(Dataset items)
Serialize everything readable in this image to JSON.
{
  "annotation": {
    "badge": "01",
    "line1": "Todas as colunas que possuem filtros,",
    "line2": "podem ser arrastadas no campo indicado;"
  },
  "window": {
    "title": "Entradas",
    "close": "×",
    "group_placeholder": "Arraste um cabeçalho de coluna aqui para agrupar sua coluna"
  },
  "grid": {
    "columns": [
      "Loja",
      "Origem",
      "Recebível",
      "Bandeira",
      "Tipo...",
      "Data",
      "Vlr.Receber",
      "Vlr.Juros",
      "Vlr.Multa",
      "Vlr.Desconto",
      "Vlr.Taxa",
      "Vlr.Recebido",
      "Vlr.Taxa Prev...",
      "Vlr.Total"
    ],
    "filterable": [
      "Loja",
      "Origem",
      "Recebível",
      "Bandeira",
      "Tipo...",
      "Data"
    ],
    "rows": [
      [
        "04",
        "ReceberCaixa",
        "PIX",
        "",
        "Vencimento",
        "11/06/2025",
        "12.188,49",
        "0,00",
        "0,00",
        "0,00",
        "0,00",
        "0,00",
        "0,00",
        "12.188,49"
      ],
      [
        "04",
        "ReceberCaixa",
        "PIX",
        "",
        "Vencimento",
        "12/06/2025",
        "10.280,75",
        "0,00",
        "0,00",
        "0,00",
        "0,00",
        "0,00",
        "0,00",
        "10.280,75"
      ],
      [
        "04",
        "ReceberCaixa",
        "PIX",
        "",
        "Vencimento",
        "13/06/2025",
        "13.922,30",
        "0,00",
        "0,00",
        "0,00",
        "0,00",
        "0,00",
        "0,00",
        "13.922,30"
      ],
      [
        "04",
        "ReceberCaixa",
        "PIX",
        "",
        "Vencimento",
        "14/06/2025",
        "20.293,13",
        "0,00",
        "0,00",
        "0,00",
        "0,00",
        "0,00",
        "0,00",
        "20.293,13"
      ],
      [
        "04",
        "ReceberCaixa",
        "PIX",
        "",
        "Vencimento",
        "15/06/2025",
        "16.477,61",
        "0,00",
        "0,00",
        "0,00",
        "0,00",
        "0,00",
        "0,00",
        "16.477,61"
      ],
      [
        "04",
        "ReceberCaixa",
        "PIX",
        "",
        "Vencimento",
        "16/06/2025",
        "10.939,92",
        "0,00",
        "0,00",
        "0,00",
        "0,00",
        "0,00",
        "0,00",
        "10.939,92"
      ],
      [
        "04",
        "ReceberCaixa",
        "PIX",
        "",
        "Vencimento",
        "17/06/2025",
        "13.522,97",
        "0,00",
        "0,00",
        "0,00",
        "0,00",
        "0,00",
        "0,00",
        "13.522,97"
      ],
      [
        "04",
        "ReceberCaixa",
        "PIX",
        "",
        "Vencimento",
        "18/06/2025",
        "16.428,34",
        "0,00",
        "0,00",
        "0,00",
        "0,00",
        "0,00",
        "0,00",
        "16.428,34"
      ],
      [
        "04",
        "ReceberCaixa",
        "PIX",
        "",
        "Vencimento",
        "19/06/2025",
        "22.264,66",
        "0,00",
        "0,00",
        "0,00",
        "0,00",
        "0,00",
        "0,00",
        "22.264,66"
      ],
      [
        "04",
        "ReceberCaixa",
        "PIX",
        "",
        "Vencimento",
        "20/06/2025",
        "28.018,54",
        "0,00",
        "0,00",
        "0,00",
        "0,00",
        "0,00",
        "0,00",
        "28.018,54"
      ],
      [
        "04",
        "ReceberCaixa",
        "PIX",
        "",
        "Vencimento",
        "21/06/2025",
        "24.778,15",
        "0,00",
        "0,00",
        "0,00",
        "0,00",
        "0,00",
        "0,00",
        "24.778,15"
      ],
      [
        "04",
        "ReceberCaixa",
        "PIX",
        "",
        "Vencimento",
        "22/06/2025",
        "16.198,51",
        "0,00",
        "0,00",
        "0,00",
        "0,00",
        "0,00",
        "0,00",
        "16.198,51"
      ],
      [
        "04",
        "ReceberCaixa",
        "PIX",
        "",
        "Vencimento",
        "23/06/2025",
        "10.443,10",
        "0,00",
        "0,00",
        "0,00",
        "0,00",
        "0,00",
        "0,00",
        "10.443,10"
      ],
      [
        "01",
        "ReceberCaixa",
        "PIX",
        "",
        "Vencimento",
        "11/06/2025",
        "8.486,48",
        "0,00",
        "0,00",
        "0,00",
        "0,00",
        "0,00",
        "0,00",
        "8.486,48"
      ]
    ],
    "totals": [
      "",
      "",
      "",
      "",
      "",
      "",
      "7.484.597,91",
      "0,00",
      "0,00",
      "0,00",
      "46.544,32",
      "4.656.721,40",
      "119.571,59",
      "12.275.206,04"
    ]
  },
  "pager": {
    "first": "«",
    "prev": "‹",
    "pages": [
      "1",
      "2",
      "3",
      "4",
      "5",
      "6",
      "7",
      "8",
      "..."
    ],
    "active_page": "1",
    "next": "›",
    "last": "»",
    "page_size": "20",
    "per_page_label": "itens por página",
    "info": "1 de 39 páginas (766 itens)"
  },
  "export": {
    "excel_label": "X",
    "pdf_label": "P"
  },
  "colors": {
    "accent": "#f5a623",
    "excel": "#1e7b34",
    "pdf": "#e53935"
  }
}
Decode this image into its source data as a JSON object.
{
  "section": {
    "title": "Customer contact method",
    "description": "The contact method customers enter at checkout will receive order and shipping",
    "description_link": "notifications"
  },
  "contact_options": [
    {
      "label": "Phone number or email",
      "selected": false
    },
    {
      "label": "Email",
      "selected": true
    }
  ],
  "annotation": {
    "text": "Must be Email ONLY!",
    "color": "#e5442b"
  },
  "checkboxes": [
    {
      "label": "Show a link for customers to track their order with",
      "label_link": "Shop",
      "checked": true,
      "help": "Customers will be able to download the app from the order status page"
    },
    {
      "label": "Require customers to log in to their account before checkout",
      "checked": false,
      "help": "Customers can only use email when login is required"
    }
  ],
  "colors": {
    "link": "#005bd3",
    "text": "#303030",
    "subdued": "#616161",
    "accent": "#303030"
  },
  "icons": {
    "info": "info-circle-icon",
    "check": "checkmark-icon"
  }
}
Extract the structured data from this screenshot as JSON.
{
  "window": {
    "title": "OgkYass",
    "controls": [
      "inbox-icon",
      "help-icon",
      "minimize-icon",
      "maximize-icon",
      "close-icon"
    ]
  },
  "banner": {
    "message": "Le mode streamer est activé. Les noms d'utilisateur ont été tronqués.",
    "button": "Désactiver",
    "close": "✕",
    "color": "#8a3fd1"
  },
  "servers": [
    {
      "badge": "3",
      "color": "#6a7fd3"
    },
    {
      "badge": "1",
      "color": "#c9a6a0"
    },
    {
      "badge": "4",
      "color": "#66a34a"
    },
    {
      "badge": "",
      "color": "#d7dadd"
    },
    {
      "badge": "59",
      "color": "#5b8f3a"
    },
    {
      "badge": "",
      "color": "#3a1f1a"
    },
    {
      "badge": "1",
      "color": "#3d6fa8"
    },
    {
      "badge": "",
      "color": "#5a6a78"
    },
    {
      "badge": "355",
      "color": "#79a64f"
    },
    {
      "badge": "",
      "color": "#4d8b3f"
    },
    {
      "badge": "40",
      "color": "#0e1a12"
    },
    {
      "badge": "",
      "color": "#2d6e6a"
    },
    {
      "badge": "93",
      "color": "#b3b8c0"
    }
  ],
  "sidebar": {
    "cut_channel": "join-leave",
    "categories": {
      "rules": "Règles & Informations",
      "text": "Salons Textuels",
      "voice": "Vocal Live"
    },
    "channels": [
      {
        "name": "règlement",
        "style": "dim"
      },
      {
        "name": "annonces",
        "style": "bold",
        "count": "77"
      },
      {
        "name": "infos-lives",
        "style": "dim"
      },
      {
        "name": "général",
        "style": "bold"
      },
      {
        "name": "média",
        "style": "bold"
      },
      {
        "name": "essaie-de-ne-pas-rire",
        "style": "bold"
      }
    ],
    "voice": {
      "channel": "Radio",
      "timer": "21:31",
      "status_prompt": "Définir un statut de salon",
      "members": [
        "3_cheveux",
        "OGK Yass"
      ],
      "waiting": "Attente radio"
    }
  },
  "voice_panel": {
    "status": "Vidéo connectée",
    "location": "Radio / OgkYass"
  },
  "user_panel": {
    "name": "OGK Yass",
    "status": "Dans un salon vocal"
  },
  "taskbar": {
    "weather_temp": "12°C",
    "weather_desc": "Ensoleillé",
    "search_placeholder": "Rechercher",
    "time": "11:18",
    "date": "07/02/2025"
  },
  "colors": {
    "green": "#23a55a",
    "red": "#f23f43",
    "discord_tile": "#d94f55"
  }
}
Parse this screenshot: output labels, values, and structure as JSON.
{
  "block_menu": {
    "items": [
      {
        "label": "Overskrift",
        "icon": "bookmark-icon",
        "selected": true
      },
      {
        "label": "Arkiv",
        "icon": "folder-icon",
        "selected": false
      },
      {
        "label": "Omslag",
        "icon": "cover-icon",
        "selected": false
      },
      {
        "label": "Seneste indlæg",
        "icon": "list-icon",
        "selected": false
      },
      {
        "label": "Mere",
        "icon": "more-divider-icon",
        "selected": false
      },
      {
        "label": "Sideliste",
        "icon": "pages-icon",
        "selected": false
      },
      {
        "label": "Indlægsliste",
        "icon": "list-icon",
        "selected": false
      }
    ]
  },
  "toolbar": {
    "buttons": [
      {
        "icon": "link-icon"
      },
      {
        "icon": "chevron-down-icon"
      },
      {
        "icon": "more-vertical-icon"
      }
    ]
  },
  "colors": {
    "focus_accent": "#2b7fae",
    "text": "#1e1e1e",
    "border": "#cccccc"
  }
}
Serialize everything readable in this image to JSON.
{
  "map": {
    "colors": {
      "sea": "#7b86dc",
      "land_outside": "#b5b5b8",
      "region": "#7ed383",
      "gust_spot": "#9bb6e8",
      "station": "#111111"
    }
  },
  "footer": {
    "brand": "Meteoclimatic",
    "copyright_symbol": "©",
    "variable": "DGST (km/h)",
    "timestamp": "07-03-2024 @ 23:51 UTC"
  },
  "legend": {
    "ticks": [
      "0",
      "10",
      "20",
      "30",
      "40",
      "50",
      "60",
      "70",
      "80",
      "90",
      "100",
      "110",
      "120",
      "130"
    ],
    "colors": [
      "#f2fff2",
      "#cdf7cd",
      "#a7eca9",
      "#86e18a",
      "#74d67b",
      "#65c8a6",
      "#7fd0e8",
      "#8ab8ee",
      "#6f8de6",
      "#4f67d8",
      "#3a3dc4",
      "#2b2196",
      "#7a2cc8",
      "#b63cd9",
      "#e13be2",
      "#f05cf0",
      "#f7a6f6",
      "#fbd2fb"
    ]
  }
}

--- WRITTEN PROBLEM ---
Identify the lines that contain the string "text", and copy every one of them.

--- REPLY ---
    "text": "Must be Email ONLY!",
    "text": "#303030",
      "text": "Salons Textuels",
    "text": "#1e1e1e",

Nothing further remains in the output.